- _Your assignment_
Where a line holds the word "this", copy that line from the data below.

- _Exercise material_
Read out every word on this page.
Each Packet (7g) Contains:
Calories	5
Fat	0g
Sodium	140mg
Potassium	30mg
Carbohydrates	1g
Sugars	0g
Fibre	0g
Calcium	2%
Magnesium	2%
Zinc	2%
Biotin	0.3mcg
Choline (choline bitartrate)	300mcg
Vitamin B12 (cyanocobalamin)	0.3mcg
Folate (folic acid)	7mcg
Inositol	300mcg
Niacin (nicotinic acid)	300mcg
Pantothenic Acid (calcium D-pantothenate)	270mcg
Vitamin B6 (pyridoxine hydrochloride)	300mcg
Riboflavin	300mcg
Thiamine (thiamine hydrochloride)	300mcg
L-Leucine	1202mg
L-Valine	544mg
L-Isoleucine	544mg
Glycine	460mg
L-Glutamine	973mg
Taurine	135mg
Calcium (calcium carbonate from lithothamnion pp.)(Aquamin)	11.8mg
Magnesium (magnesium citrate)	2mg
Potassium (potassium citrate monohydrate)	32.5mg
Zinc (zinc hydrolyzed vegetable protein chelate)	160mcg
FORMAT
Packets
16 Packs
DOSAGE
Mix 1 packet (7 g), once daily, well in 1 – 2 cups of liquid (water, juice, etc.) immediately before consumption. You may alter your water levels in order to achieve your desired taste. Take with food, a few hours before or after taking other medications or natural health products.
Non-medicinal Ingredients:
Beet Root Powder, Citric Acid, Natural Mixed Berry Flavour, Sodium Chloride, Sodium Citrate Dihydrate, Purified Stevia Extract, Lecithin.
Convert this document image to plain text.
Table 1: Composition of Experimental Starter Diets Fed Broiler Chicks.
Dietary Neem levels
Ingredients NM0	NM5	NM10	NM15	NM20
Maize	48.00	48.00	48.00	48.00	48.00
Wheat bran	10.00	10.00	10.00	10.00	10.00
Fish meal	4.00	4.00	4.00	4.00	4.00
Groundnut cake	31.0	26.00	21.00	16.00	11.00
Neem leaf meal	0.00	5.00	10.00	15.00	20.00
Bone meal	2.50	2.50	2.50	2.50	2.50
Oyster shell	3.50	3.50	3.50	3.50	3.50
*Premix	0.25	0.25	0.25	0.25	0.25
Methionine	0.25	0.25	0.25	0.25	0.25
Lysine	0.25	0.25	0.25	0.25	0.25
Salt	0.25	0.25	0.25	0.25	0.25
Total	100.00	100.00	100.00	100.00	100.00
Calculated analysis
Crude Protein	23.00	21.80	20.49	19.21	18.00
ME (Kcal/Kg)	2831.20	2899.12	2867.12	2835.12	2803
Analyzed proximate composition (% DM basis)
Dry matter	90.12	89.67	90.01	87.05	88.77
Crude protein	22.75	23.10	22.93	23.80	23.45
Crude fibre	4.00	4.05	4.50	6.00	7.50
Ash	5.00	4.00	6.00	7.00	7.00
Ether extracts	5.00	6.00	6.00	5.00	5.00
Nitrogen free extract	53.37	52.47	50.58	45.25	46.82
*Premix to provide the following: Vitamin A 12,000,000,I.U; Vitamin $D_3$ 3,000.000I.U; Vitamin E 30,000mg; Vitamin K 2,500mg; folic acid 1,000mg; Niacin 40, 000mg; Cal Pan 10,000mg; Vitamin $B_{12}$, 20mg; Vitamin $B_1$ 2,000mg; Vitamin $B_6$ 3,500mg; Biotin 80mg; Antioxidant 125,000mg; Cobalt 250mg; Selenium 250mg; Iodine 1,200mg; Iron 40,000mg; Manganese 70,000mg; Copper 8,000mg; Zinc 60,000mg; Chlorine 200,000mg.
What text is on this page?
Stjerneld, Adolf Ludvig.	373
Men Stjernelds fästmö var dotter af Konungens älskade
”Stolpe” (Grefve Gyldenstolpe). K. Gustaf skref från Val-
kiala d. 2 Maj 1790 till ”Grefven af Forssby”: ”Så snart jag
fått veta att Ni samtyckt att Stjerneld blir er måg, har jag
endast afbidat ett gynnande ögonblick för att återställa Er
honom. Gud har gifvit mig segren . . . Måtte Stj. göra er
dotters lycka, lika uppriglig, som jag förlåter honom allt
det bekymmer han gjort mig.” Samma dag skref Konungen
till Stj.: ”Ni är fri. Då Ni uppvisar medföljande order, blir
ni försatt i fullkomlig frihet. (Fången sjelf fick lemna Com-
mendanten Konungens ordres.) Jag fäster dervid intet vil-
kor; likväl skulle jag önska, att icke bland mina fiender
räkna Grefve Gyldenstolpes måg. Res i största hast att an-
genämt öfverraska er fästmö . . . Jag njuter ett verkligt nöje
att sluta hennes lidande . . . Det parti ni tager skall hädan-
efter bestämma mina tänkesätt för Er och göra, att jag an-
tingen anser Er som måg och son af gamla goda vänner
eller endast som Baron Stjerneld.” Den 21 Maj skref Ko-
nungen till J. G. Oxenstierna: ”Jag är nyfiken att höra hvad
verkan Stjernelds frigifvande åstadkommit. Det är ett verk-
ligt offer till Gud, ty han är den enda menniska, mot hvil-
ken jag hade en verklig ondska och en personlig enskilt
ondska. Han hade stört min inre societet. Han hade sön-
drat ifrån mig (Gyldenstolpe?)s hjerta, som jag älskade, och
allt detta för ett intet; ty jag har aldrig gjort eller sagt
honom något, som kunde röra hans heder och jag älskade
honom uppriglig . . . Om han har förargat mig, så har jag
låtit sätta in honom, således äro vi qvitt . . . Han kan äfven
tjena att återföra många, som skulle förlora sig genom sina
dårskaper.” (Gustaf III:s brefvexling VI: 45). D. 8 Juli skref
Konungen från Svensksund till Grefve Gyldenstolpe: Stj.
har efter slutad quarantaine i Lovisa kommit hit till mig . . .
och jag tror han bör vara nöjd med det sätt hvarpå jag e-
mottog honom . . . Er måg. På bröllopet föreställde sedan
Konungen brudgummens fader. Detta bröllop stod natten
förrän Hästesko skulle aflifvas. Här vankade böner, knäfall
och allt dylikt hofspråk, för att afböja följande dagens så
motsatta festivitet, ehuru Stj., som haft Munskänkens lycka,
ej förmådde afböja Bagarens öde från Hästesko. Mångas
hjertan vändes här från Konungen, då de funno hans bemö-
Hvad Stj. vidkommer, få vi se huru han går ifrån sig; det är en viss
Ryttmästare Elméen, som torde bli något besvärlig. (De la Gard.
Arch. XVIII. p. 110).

- _Written response_
Read out every word on this page.
Convert this document image to plain text.
What text is on this page?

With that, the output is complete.